> Work to do:
Scan the data that follows and count the lines with the string "this"; answer with the count alone.

> Supplied information:

####################

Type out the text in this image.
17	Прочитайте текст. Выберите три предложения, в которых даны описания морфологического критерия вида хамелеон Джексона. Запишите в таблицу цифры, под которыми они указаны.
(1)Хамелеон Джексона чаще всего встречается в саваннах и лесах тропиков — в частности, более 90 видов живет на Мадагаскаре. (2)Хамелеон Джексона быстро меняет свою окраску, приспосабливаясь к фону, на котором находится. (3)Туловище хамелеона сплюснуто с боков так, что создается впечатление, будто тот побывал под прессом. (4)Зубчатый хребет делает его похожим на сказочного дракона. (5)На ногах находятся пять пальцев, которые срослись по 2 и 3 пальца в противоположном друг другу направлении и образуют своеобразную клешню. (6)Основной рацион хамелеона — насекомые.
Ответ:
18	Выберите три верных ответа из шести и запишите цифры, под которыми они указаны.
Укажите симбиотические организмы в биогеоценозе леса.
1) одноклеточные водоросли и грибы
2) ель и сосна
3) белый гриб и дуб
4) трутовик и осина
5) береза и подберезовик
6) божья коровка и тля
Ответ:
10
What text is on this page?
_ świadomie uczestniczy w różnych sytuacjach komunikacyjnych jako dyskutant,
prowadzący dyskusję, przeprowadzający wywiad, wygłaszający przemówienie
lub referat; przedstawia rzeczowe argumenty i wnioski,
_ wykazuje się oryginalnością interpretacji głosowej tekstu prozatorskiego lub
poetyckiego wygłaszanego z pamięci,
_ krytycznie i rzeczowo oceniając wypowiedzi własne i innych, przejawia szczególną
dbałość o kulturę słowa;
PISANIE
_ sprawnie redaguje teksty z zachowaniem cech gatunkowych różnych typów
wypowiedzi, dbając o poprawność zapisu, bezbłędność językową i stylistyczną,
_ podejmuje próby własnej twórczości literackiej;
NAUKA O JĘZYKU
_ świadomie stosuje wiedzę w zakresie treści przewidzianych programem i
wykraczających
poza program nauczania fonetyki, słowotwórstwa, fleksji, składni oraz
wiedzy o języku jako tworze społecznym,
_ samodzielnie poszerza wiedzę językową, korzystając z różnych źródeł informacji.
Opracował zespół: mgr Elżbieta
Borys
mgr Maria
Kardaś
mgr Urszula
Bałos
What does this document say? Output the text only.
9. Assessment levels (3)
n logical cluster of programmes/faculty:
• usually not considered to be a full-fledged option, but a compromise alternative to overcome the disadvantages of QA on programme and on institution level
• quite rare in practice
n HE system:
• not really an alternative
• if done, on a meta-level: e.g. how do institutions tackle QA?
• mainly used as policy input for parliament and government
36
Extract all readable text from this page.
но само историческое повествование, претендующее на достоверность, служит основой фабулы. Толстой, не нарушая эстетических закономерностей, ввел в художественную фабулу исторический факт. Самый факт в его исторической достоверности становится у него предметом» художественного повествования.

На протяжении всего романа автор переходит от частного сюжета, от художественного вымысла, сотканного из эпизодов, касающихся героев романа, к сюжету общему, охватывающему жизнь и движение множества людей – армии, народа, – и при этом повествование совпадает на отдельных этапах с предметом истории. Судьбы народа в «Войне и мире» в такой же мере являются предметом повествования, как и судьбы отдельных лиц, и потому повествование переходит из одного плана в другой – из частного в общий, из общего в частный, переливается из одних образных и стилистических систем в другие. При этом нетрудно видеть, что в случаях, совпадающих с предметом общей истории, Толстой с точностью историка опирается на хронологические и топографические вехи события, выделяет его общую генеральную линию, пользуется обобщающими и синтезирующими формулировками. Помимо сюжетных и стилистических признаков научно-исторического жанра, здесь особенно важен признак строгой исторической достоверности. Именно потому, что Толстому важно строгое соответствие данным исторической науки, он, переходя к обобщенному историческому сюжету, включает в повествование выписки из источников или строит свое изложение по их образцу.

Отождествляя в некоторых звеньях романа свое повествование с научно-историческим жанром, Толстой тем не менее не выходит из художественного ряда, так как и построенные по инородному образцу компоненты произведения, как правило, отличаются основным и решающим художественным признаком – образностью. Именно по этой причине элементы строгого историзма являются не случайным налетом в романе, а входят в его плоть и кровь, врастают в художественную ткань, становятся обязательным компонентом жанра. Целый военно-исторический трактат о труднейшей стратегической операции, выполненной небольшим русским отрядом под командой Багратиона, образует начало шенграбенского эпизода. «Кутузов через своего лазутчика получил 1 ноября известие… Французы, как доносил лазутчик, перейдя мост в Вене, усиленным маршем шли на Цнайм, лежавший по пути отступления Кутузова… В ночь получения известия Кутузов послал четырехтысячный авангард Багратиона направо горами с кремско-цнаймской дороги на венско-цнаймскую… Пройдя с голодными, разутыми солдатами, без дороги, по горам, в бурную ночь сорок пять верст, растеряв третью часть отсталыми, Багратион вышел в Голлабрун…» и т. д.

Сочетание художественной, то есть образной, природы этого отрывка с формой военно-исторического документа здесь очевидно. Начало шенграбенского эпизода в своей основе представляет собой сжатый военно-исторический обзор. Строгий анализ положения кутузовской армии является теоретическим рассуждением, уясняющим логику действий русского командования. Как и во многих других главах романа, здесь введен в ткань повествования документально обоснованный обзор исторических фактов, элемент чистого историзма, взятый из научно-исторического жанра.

####################

> Worked solution:
4